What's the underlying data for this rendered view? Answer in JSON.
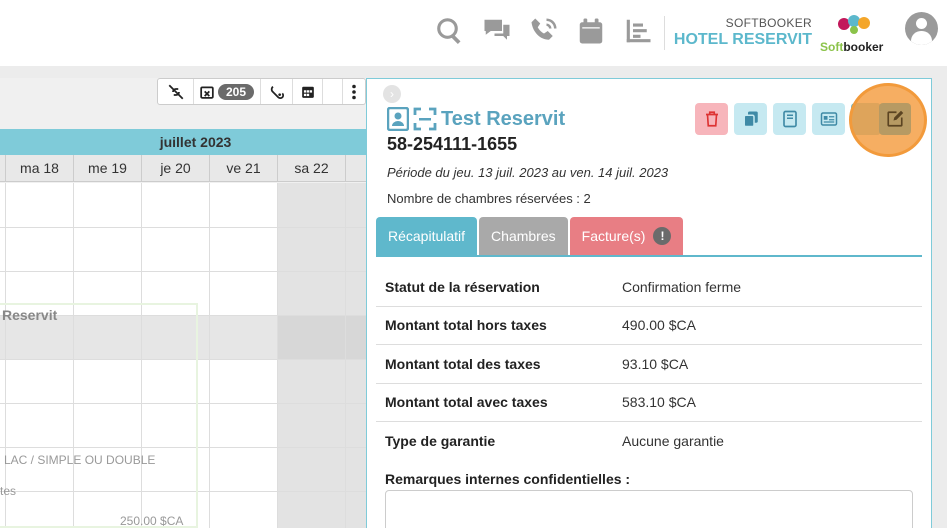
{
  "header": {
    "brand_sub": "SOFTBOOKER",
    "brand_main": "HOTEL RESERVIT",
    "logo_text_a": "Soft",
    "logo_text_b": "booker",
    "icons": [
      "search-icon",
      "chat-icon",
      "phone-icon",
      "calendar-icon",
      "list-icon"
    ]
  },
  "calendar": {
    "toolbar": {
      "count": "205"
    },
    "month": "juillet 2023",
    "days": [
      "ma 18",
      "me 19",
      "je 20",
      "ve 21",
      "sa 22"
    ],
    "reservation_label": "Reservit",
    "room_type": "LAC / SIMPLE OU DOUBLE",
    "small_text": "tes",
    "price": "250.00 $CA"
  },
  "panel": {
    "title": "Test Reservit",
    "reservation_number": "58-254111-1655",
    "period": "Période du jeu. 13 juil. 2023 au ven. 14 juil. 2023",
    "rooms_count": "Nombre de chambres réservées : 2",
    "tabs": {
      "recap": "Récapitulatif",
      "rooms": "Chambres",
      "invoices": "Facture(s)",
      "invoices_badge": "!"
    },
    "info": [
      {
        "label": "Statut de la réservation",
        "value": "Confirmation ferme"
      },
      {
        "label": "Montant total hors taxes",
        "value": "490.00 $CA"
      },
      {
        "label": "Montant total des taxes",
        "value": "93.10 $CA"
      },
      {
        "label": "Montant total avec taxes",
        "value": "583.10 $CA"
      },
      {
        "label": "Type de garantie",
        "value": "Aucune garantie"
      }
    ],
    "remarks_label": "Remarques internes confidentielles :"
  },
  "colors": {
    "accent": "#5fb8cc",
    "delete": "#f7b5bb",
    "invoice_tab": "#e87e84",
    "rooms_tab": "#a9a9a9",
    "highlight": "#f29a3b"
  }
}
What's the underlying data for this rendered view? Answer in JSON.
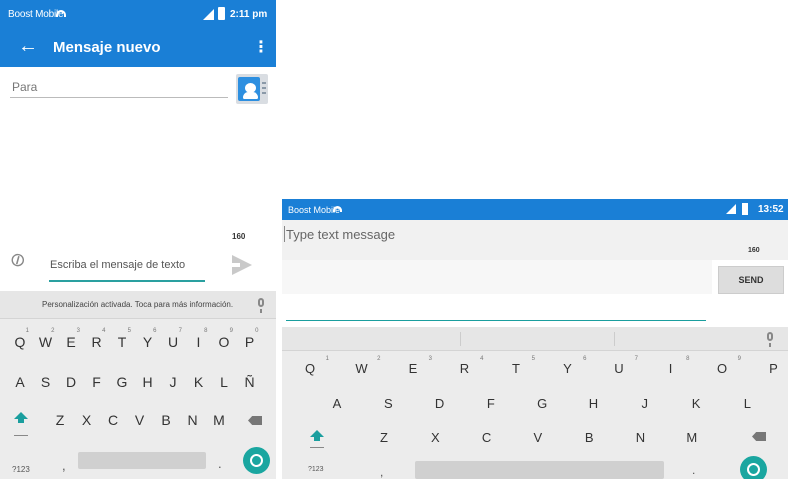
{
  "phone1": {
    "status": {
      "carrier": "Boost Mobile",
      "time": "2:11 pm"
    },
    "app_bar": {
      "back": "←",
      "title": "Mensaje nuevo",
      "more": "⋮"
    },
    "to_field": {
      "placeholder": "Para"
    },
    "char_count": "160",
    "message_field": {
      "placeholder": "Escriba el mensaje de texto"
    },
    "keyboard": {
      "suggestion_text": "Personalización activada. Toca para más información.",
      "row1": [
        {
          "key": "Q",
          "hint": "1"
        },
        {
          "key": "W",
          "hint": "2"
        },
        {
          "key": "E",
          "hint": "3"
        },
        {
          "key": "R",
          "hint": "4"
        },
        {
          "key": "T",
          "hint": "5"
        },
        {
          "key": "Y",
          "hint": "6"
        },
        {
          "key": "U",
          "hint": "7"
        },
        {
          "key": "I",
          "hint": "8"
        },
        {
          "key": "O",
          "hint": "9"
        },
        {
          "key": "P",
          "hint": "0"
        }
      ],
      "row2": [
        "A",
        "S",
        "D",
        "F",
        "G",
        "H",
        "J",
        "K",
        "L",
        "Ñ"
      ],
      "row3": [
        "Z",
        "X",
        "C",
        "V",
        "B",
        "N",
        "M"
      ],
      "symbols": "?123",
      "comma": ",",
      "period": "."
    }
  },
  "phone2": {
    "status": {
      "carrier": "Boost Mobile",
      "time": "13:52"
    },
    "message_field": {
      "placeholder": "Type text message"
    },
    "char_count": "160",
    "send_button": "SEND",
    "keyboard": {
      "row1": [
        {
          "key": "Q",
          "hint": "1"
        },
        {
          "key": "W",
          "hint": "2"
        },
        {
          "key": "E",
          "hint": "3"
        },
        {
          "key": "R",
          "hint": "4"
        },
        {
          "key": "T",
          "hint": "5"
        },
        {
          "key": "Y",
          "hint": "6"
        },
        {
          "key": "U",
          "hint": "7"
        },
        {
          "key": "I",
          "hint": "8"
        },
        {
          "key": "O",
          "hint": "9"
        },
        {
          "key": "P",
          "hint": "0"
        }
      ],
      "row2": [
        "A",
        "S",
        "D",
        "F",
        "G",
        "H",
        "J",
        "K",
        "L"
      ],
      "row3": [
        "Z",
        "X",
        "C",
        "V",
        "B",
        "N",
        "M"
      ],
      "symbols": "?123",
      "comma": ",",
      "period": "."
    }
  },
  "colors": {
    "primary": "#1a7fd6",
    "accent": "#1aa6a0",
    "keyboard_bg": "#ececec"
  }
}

__________________________________________________

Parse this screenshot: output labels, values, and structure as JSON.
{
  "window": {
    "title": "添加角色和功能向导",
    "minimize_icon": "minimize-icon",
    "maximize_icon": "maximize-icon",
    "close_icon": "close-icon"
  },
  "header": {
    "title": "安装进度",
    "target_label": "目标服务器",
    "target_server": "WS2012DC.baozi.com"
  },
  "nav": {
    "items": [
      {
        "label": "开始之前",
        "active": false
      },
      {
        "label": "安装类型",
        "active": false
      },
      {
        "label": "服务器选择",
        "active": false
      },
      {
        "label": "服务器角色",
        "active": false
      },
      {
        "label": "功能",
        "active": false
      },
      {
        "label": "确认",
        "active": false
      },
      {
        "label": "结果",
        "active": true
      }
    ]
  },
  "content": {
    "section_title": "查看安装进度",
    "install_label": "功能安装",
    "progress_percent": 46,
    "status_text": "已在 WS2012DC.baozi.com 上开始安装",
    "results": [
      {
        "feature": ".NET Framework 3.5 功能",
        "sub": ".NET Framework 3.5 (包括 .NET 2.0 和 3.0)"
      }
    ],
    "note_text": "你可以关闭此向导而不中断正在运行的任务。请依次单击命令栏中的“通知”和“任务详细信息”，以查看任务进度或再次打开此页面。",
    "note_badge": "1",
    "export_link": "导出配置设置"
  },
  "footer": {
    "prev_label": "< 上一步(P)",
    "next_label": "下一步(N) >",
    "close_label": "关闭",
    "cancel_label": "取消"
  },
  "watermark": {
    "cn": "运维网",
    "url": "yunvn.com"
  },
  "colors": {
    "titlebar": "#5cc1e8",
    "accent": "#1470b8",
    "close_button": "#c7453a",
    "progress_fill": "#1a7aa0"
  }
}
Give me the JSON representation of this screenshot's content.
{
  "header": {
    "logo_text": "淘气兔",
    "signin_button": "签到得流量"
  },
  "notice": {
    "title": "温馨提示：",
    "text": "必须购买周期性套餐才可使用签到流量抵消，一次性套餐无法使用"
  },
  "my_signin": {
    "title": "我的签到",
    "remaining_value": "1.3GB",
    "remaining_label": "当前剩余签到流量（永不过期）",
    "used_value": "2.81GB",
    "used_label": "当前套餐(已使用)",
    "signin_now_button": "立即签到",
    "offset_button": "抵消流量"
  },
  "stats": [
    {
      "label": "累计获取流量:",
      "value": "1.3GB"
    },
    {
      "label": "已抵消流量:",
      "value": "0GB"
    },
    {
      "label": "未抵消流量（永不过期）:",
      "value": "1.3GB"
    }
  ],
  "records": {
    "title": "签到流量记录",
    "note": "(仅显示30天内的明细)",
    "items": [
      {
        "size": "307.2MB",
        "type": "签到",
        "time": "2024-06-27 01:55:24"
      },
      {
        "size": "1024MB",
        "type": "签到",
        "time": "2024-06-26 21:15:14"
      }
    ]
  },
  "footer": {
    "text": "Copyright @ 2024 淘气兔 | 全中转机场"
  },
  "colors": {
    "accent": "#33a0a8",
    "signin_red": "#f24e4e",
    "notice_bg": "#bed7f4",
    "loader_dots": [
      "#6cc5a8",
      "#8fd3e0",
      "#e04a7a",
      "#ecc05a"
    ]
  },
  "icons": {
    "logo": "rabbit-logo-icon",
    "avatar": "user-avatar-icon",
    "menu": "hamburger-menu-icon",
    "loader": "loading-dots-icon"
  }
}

__________________________________________________

→ **Set task**
Tell how many lines of the data above hold the string "placeholder". Give only the number.

→ **The result**
3